--- start PROVIDED DATA ---

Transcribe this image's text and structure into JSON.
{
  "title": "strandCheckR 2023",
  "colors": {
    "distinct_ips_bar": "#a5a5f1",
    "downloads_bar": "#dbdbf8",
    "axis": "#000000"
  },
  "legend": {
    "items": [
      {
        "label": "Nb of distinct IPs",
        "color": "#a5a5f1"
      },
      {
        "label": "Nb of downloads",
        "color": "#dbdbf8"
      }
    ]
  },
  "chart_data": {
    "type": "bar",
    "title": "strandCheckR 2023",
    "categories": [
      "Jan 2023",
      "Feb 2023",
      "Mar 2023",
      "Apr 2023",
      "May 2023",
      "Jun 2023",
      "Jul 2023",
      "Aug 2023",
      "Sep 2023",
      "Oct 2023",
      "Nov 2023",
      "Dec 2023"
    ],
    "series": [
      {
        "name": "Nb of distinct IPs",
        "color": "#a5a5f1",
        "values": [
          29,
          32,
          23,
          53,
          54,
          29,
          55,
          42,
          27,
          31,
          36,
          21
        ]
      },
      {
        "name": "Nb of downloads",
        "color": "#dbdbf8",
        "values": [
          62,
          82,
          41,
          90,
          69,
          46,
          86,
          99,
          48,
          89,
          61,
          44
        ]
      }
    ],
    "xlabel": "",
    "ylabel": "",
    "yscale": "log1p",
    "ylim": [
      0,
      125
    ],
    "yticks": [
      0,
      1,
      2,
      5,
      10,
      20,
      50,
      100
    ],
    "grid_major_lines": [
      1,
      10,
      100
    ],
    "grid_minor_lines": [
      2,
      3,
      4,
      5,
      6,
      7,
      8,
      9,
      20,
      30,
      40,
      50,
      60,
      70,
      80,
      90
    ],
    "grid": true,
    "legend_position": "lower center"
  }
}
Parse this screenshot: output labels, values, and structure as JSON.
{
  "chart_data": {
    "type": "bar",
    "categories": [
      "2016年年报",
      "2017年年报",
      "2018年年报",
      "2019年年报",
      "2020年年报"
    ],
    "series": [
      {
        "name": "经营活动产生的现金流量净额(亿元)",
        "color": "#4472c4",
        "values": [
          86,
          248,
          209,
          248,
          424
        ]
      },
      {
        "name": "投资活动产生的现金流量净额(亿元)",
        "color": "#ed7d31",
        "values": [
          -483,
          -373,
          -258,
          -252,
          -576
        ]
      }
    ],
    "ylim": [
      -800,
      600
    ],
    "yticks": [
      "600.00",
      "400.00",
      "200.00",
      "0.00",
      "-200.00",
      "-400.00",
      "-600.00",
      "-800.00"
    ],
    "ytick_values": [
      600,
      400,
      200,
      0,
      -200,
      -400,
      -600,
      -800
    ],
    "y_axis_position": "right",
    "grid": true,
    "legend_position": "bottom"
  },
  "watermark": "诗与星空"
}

--- end PROVIDED DATA ---

PROBLEM DETAILS: Quote every line of the data, word for word.

EXERCISE OUTPUT:
Transcribe this image's text and structure into JSON.
{
  "title": "strandCheckR 2023",
  "colors": {
    "distinct_ips_bar": "#a5a5f1",
    "downloads_bar": "#dbdbf8",
    "axis": "#000000"
  },
  "legend": {
    "items": [
      {
        "label": "Nb of distinct IPs",
        "color": "#a5a5f1"
      },
      {
        "label": "Nb of downloads",
        "color": "#dbdbf8"
      }
    ]
  },
  "chart_data": {
    "type": "bar",
    "title": "strandCheckR 2023",
    "categories": [
      "Jan 2023",
      "Feb 2023",
      "Mar 2023",
      "Apr 2023",
      "May 2023",
      "Jun 2023",
      "Jul 2023",
      "Aug 2023",
      "Sep 2023",
      "Oct 2023",
      "Nov 2023",
      "Dec 2023"
    ],
    "series": [
      {
        "name": "Nb of distinct IPs",
        "color": "#a5a5f1",
        "values": [
          29,
          32,
          23,
          53,
          54,
          29,
          55,
          42,
          27,
          31,
          36,
          21
        ]
      },
      {
        "name": "Nb of downloads",
        "color": "#dbdbf8",
        "values": [
          62,
          82,
          41,
          90,
          69,
          46,
          86,
          99,
          48,
          89,
          61,
          44
        ]
      }
    ],
    "xlabel": "",
    "ylabel": "",
    "yscale": "log1p",
    "ylim": [
      0,
      125
    ],
    "yticks": [
      0,
      1,
      2,
      5,
      10,
      20,
      50,
      100
    ],
    "grid_major_lines": [
      1,
      10,
      100
    ],
    "grid_minor_lines": [
      2,
      3,
      4,
      5,
      6,
      7,
      8,
      9,
      20,
      30,
      40,
      50,
      60,
      70,
      80,
      90
    ],
    "grid": true,
    "legend_position": "lower center"
  }
}
Parse this screenshot: output labels, values, and structure as JSON.
{
  "chart_data": {
    "type": "bar",
    "categories": [
      "2016年年报",
      "2017年年报",
      "2018年年报",
      "2019年年报",
      "2020年年报"
    ],
    "series": [
      {
        "name": "经营活动产生的现金流量净额(亿元)",
        "color": "#4472c4",
        "values": [
          86,
          248,
          209,
          248,
          424
        ]
      },
      {
        "name": "投资活动产生的现金流量净额(亿元)",
        "color": "#ed7d31",
        "values": [
          -483,
          -373,
          -258,
          -252,
          -576
        ]
      }
    ],
    "ylim": [
      -800,
      600
    ],
    "yticks": [
      "600.00",
      "400.00",
      "200.00",
      "0.00",
      "-200.00",
      "-400.00",
      "-600.00",
      "-800.00"
    ],
    "ytick_values": [
      600,
      400,
      200,
      0,
      -200,
      -400,
      -600,
      -800
    ],
    "y_axis_position": "right",
    "grid": true,
    "legend_position": "bottom"
  },
  "watermark": "诗与星空"
}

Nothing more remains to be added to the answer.